━━ Information supplied ━━
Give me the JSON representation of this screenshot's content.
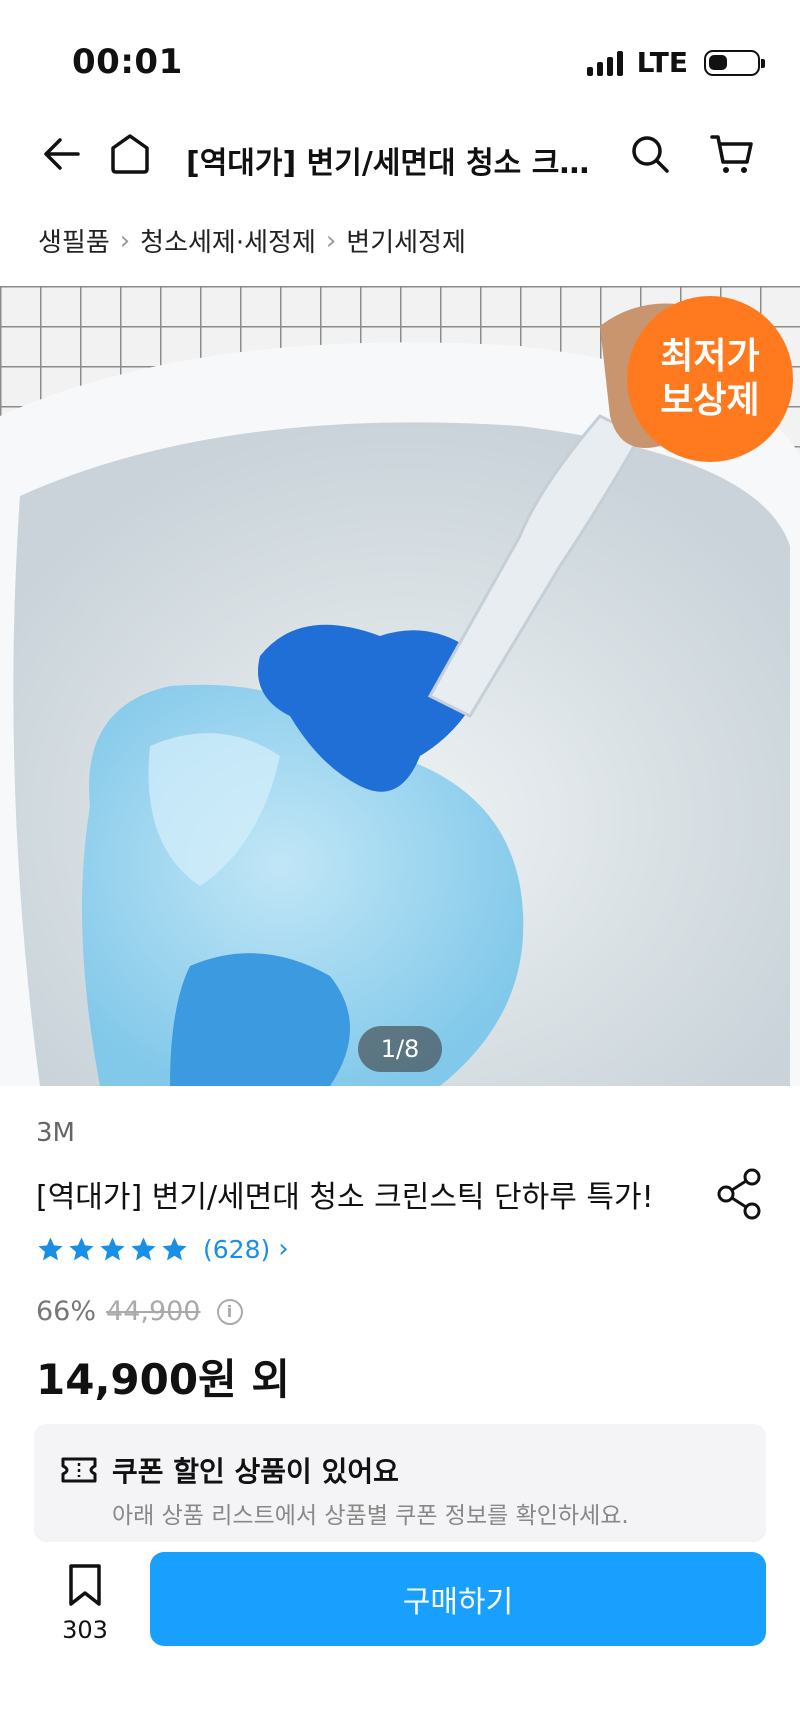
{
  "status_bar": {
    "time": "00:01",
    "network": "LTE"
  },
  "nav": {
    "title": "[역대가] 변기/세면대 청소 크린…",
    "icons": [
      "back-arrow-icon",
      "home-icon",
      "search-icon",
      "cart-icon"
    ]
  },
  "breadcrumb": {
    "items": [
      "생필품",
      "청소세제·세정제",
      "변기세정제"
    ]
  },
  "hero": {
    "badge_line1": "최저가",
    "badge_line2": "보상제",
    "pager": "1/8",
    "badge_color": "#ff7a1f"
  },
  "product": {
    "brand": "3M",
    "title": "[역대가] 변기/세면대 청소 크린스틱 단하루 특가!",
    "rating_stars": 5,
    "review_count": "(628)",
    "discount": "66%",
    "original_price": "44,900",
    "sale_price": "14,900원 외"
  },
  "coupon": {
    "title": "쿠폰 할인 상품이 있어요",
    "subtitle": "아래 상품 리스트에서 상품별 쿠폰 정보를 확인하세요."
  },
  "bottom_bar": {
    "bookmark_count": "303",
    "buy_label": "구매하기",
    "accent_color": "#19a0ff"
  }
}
━━━
- [Problem details]
Without the pictures, extract every entry verbatim.

- [Exercise answer]
Give me the JSON representation of this screenshot's content.
{
  "status_bar": {
    "time": "00:01",
    "network": "LTE"
  },
  "nav": {
    "title": "[역대가] 변기/세면대 청소 크린…",
    "icons": [
      "back-arrow-icon",
      "home-icon",
      "search-icon",
      "cart-icon"
    ]
  },
  "breadcrumb": {
    "items": [
      "생필품",
      "청소세제·세정제",
      "변기세정제"
    ]
  },
  "hero": {
    "badge_line1": "최저가",
    "badge_line2": "보상제",
    "pager": "1/8",
    "badge_color": "#ff7a1f"
  },
  "product": {
    "brand": "3M",
    "title": "[역대가] 변기/세면대 청소 크린스틱 단하루 특가!",
    "rating_stars": 5,
    "review_count": "(628)",
    "discount": "66%",
    "original_price": "44,900",
    "sale_price": "14,900원 외"
  },
  "coupon": {
    "title": "쿠폰 할인 상품이 있어요",
    "subtitle": "아래 상품 리스트에서 상품별 쿠폰 정보를 확인하세요."
  },
  "bottom_bar": {
    "bookmark_count": "303",
    "buy_label": "구매하기",
    "accent_color": "#19a0ff"
  }
}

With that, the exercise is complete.